■ **REQUIRED WORK**
Pull every line that holds the word "external" from the entries.

■ **Dataset excerpt**

──────

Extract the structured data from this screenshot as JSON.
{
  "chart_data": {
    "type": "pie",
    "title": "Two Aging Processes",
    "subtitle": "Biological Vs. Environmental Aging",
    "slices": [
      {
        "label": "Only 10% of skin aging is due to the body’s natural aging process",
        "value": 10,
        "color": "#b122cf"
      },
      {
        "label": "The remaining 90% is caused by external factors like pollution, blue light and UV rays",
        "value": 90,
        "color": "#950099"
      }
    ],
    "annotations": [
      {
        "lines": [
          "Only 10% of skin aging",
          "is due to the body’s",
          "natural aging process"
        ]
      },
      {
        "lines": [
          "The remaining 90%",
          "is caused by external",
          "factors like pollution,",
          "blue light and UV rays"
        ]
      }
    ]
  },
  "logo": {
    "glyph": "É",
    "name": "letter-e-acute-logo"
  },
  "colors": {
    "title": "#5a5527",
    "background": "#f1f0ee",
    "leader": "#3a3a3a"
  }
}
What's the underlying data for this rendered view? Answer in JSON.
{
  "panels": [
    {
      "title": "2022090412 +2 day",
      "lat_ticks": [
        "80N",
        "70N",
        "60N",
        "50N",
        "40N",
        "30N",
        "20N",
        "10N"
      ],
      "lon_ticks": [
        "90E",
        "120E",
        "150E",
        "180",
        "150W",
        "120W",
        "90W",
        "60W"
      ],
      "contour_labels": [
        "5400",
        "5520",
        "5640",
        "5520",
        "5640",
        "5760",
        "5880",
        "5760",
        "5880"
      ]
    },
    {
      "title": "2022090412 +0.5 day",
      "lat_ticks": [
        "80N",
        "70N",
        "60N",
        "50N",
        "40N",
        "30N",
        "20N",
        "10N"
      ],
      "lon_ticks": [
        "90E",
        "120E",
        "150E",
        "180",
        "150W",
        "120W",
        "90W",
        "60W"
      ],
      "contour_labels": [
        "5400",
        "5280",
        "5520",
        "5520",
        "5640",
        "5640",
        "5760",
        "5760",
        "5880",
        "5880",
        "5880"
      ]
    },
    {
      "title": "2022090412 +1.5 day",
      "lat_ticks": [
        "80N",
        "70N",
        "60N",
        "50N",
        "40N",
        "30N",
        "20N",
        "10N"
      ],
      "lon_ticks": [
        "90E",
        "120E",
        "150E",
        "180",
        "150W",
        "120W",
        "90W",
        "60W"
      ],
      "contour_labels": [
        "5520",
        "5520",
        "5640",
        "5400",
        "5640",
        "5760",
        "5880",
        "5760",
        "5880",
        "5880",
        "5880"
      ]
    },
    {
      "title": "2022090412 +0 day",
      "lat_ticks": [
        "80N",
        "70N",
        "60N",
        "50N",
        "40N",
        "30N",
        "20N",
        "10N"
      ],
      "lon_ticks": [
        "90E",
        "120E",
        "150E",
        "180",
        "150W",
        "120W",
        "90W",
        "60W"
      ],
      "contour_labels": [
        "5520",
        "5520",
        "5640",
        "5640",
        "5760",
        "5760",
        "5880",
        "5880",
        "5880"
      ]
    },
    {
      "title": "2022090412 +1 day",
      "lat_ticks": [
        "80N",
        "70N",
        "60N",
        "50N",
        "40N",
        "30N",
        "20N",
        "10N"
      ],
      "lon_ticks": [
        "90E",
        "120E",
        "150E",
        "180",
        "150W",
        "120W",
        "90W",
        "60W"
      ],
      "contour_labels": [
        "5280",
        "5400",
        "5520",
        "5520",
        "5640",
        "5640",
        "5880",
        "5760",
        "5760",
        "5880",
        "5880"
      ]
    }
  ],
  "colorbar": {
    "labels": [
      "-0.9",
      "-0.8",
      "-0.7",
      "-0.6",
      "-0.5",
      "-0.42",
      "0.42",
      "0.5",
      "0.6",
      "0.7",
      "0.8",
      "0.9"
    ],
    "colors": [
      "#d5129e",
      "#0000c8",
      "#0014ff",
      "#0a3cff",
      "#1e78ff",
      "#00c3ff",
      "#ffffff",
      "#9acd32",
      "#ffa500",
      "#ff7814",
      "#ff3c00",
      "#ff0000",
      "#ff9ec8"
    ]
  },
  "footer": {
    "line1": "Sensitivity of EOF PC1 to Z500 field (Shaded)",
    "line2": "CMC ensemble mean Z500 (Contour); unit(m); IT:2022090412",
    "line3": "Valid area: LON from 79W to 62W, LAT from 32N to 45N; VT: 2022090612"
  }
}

──────

■ **EXERCISE OUTPUT**
        "label": "The remaining 90% is caused by external factors like pollution, blue light and UV rays",
          "is caused by external",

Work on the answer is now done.